# [Written instruction]
Retype all material exactly. Pictures stay out of the copy.
>> START Data lines
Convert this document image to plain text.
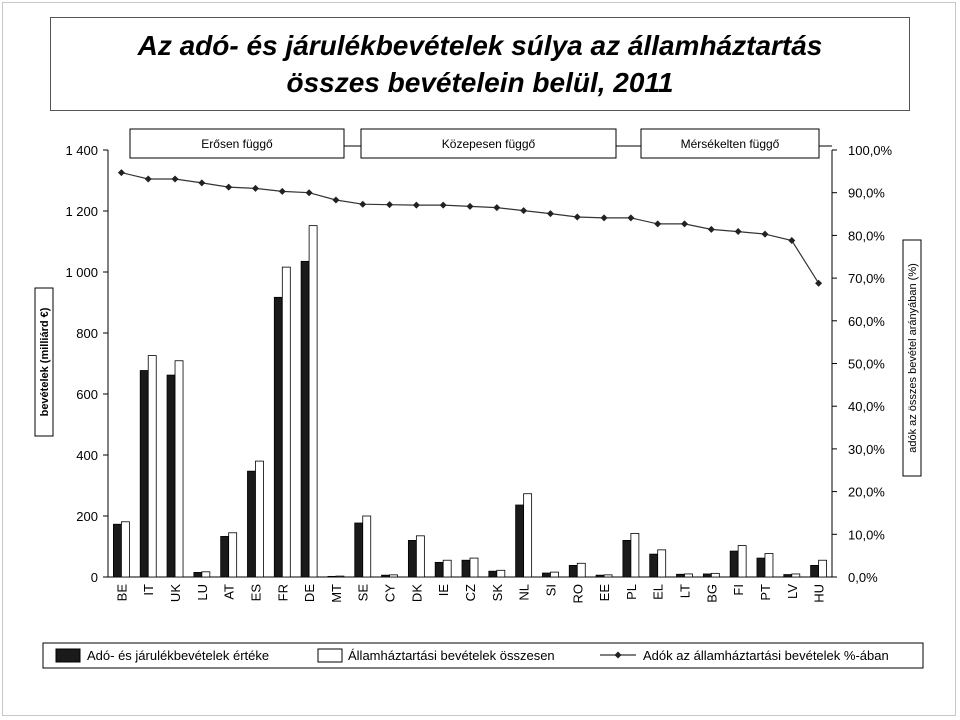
Az adó- és járulékbevételek súlya az államháztartás összes bevételein belül, 2011
0
200
400
600
800
1 000
1 200
1 400
0,0%
10,0%
20,0%
30,0%
40,0%
50,0%
60,0%
70,0%
80,0%
90,0%
100,0%
bevételek (milliárd €)	adók az összes bevétel arányában (%)
BE IT UK LU AT ES FR DE MT SE CY DK IE CZ SK NL SI RO EE PL EL LT BG FI PT LV HU
Erősen függő	Közepesen függő	Mérsékelten függő
Adó- és járulékbevételek értéke	Államháztartási bevételek összesen	Adók az államháztartási bevételek %-ában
>> END Data lines
# [Result for this exercise]
Convert this document image to plain text.
Az adó- és járulékbevételek súlya az államháztartás összes bevételein belül, 2011
0
200
400
600
800
1 000
1 200
1 400
0,0%
10,0%
20,0%
30,0%
40,0%
50,0%
60,0%
70,0%
80,0%
90,0%
100,0%
bevételek (milliárd €)	adók az összes bevétel arányában (%)
BE IT UK LU AT ES FR DE MT SE CY DK IE CZ SK NL SI RO EE PL EL LT BG FI PT LV HU
Erősen függő	Közepesen függő	Mérsékelten függő
Adó- és járulékbevételek értéke	Államháztartási bevételek összesen	Adók az államháztartási bevételek %-ában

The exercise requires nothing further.